> [INPUT DATA]:
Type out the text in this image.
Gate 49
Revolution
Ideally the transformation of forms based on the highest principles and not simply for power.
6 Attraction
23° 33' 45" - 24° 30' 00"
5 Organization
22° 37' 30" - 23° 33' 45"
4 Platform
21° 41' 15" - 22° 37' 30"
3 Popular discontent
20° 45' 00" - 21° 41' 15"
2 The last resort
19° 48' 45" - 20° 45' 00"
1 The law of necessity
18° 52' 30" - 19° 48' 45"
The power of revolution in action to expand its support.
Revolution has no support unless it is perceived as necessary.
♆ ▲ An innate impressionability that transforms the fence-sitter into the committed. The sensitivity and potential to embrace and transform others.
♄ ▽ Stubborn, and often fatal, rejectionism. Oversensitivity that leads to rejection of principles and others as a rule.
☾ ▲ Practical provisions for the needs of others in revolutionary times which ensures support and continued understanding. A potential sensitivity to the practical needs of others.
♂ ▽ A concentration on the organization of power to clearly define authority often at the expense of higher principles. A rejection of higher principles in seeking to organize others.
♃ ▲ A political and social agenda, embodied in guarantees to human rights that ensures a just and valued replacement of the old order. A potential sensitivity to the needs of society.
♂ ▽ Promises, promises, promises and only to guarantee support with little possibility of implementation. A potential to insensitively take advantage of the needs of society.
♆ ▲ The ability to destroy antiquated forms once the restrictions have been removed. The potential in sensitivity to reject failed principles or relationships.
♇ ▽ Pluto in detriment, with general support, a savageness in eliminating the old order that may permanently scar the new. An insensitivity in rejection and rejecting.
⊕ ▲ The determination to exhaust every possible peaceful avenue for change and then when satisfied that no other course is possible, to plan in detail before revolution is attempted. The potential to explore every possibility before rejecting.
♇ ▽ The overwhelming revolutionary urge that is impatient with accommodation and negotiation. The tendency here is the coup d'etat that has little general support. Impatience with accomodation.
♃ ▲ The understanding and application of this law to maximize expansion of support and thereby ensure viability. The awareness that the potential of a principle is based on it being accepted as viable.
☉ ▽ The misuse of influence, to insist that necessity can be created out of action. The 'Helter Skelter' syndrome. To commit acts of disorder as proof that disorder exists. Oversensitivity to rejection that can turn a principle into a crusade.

> [WORK TO COMPLETE]: Show each line of the material where the word "based" occurs.

> [TASK SOLUTION]:
Ideally the transformation of forms based on the highest principles and not simply for power.
♃ ▲ The understanding and application of this law to maximize expansion of support and thereby ensure viability. The awareness that the potential of a principle is based on it being accepted as viable.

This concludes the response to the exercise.